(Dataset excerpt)
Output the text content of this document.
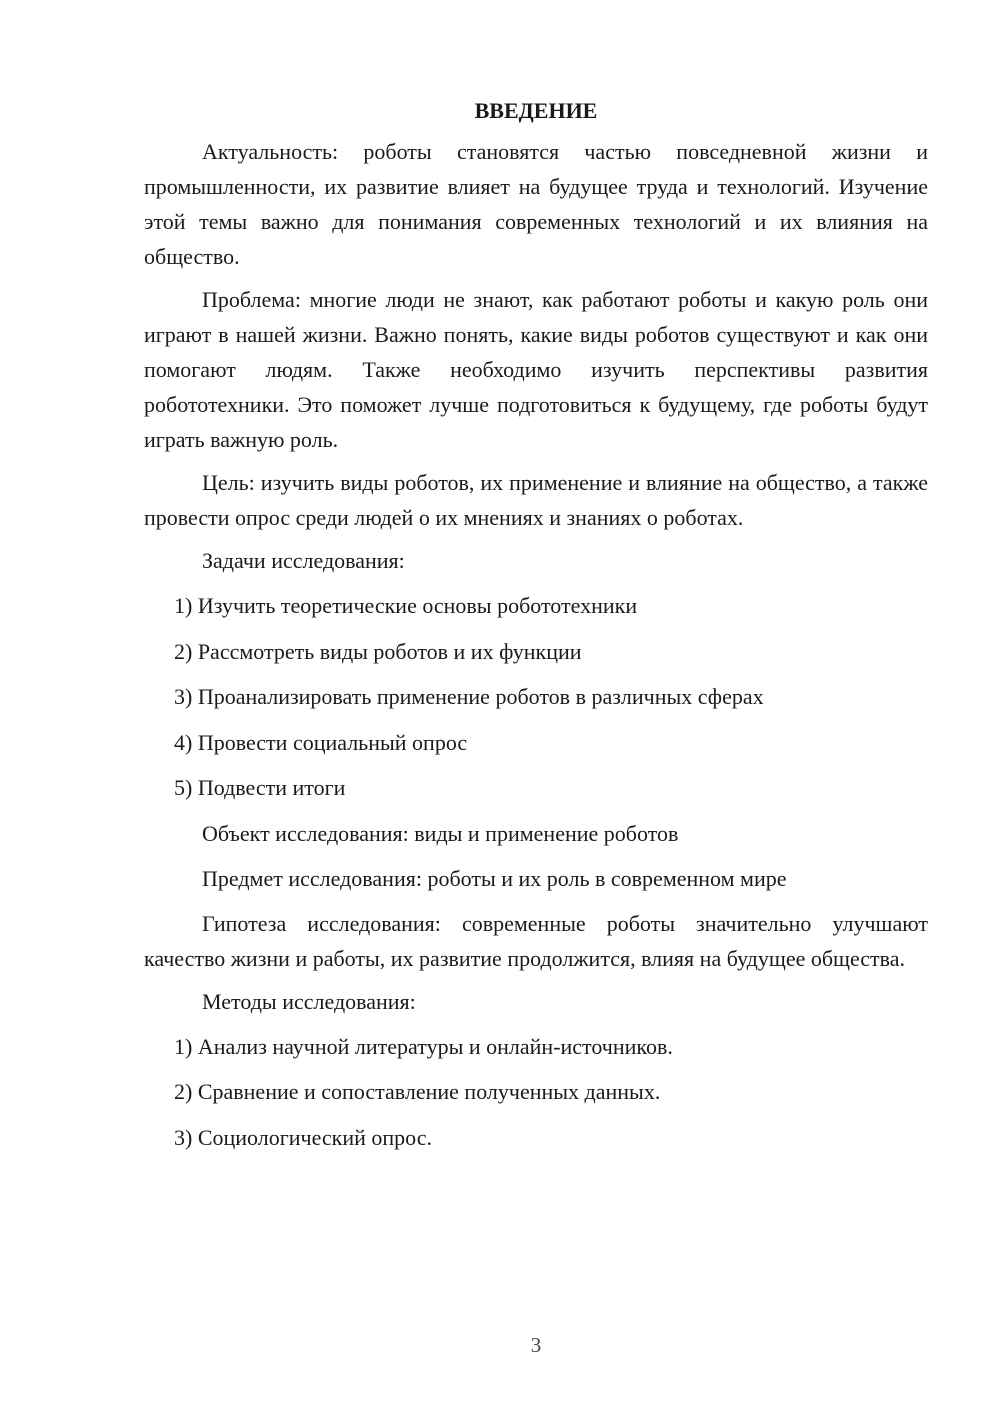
ВВЕДЕНИЕ

Актуальность: роботы становятся частью повседневной жизни и промышленности, их развитие влияет на будущее труда и технологий. Изучение этой темы важно для понимания современных технологий и их влияния на общество.

Проблема: многие люди не знают, как работают роботы и какую роль они играют в нашей жизни. Важно понять, какие виды роботов существуют и как они помогают людям. Также необходимо изучить перспективы развития робототехники. Это поможет лучше подготовиться к будущему, где роботы будут играть важную роль.

Цель: изучить виды роботов, их применение и влияние на общество, а также провести опрос среди людей о их мнениях и знаниях о роботах.

Задачи исследования:
1) Изучить теоретические основы робототехники
2) Рассмотреть виды роботов и их функции
3) Проанализировать применение роботов в различных сферах
4) Провести социальный опрос
5) Подвести итоги
Объект исследования: виды и применение роботов
Предмет исследования: роботы и их роль в современном мире

Гипотеза исследования: современные роботы значительно улучшают качество жизни и работы, их развитие продолжится, влияя на будущее общества.

Методы исследования:
1) Анализ научной литературы и онлайн-источников.
2) Сравнение и сопоставление полученных данных.
3) Социологический опрос.
3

AIM OF THE TASK :: Copy every line of the material in which the word "роботы" occurs.

RESPONSE ::
Актуальность: роботы становятся частью повседневной жизни и промышленности, их развитие влияет на будущее труда и технологий. Изучение этой темы важно для понимания современных технологий и их влияния на общество.
Проблема: многие люди не знают, как работают роботы и какую роль они играют в нашей жизни. Важно понять, какие виды роботов существуют и как они помогают людям. Также необходимо изучить перспективы развития робототехники. Это поможет лучше подготовиться к будущему, где роботы будут играть важную роль.
Предмет исследования: роботы и их роль в современном мире
Гипотеза исследования: современные роботы значительно улучшают качество жизни и работы, их развитие продолжится, влияя на будущее общества.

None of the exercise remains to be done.